● **DATASET RECORDS**
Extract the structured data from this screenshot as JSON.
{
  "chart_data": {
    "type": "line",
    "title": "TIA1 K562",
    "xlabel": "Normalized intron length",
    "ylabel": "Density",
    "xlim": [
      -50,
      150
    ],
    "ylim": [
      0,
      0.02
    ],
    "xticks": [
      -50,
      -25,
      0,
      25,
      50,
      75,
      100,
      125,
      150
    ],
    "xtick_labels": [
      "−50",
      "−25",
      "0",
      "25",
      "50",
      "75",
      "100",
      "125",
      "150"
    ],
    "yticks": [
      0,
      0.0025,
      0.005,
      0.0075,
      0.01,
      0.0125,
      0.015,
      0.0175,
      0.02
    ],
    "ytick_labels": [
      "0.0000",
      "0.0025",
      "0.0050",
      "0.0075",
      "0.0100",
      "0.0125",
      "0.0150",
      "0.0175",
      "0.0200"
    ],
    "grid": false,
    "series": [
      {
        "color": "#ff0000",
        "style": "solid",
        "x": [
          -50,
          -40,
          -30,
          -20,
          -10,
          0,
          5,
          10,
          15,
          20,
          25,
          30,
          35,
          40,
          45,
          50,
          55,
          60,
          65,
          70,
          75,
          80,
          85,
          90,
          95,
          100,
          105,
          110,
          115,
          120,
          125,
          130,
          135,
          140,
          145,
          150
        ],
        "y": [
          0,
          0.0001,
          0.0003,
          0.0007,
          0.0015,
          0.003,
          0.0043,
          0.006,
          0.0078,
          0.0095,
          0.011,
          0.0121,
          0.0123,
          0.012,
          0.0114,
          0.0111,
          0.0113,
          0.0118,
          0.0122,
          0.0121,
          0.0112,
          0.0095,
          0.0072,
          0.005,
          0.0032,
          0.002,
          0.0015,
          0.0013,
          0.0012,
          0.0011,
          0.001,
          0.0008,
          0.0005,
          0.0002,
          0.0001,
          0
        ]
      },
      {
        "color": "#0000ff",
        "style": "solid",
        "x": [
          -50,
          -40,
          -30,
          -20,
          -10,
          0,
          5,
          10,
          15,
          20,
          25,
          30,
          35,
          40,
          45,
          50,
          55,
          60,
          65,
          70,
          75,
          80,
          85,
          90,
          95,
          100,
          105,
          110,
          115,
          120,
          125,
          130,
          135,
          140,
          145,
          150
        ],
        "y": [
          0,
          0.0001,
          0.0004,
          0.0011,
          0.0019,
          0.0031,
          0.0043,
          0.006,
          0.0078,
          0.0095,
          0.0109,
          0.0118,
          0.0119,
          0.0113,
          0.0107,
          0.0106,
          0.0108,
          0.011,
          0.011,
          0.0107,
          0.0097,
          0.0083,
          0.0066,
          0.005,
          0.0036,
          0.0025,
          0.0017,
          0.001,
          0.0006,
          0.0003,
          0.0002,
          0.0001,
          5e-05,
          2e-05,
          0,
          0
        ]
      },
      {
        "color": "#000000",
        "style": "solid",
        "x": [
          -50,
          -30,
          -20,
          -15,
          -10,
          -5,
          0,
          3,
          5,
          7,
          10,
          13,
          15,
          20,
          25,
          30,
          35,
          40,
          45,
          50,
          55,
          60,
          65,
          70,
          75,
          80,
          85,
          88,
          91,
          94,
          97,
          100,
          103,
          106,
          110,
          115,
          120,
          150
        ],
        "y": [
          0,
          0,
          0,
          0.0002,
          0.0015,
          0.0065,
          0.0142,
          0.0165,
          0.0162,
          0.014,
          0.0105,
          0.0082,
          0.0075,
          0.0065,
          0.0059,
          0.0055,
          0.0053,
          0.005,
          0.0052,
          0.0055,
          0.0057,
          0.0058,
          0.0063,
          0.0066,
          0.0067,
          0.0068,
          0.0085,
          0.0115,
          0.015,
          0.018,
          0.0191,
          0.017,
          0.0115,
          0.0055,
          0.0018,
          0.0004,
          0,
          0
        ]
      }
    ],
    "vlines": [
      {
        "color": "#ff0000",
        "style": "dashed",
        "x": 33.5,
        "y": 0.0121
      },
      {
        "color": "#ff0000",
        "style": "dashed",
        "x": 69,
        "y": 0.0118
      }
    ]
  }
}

● **EXERCISE**
Print all of the entries exactly as they appear.

● **WRITTEN REPLY**
Extract the structured data from this screenshot as JSON.
{
  "chart_data": {
    "type": "line",
    "title": "TIA1 K562",
    "xlabel": "Normalized intron length",
    "ylabel": "Density",
    "xlim": [
      -50,
      150
    ],
    "ylim": [
      0,
      0.02
    ],
    "xticks": [
      -50,
      -25,
      0,
      25,
      50,
      75,
      100,
      125,
      150
    ],
    "xtick_labels": [
      "−50",
      "−25",
      "0",
      "25",
      "50",
      "75",
      "100",
      "125",
      "150"
    ],
    "yticks": [
      0,
      0.0025,
      0.005,
      0.0075,
      0.01,
      0.0125,
      0.015,
      0.0175,
      0.02
    ],
    "ytick_labels": [
      "0.0000",
      "0.0025",
      "0.0050",
      "0.0075",
      "0.0100",
      "0.0125",
      "0.0150",
      "0.0175",
      "0.0200"
    ],
    "grid": false,
    "series": [
      {
        "color": "#ff0000",
        "style": "solid",
        "x": [
          -50,
          -40,
          -30,
          -20,
          -10,
          0,
          5,
          10,
          15,
          20,
          25,
          30,
          35,
          40,
          45,
          50,
          55,
          60,
          65,
          70,
          75,
          80,
          85,
          90,
          95,
          100,
          105,
          110,
          115,
          120,
          125,
          130,
          135,
          140,
          145,
          150
        ],
        "y": [
          0,
          0.0001,
          0.0003,
          0.0007,
          0.0015,
          0.003,
          0.0043,
          0.006,
          0.0078,
          0.0095,
          0.011,
          0.0121,
          0.0123,
          0.012,
          0.0114,
          0.0111,
          0.0113,
          0.0118,
          0.0122,
          0.0121,
          0.0112,
          0.0095,
          0.0072,
          0.005,
          0.0032,
          0.002,
          0.0015,
          0.0013,
          0.0012,
          0.0011,
          0.001,
          0.0008,
          0.0005,
          0.0002,
          0.0001,
          0
        ]
      },
      {
        "color": "#0000ff",
        "style": "solid",
        "x": [
          -50,
          -40,
          -30,
          -20,
          -10,
          0,
          5,
          10,
          15,
          20,
          25,
          30,
          35,
          40,
          45,
          50,
          55,
          60,
          65,
          70,
          75,
          80,
          85,
          90,
          95,
          100,
          105,
          110,
          115,
          120,
          125,
          130,
          135,
          140,
          145,
          150
        ],
        "y": [
          0,
          0.0001,
          0.0004,
          0.0011,
          0.0019,
          0.0031,
          0.0043,
          0.006,
          0.0078,
          0.0095,
          0.0109,
          0.0118,
          0.0119,
          0.0113,
          0.0107,
          0.0106,
          0.0108,
          0.011,
          0.011,
          0.0107,
          0.0097,
          0.0083,
          0.0066,
          0.005,
          0.0036,
          0.0025,
          0.0017,
          0.001,
          0.0006,
          0.0003,
          0.0002,
          0.0001,
          5e-05,
          2e-05,
          0,
          0
        ]
      },
      {
        "color": "#000000",
        "style": "solid",
        "x": [
          -50,
          -30,
          -20,
          -15,
          -10,
          -5,
          0,
          3,
          5,
          7,
          10,
          13,
          15,
          20,
          25,
          30,
          35,
          40,
          45,
          50,
          55,
          60,
          65,
          70,
          75,
          80,
          85,
          88,
          91,
          94,
          97,
          100,
          103,
          106,
          110,
          115,
          120,
          150
        ],
        "y": [
          0,
          0,
          0,
          0.0002,
          0.0015,
          0.0065,
          0.0142,
          0.0165,
          0.0162,
          0.014,
          0.0105,
          0.0082,
          0.0075,
          0.0065,
          0.0059,
          0.0055,
          0.0053,
          0.005,
          0.0052,
          0.0055,
          0.0057,
          0.0058,
          0.0063,
          0.0066,
          0.0067,
          0.0068,
          0.0085,
          0.0115,
          0.015,
          0.018,
          0.0191,
          0.017,
          0.0115,
          0.0055,
          0.0018,
          0.0004,
          0,
          0
        ]
      }
    ],
    "vlines": [
      {
        "color": "#ff0000",
        "style": "dashed",
        "x": 33.5,
        "y": 0.0121
      },
      {
        "color": "#ff0000",
        "style": "dashed",
        "x": 69,
        "y": 0.0118
      }
    ]
  }
}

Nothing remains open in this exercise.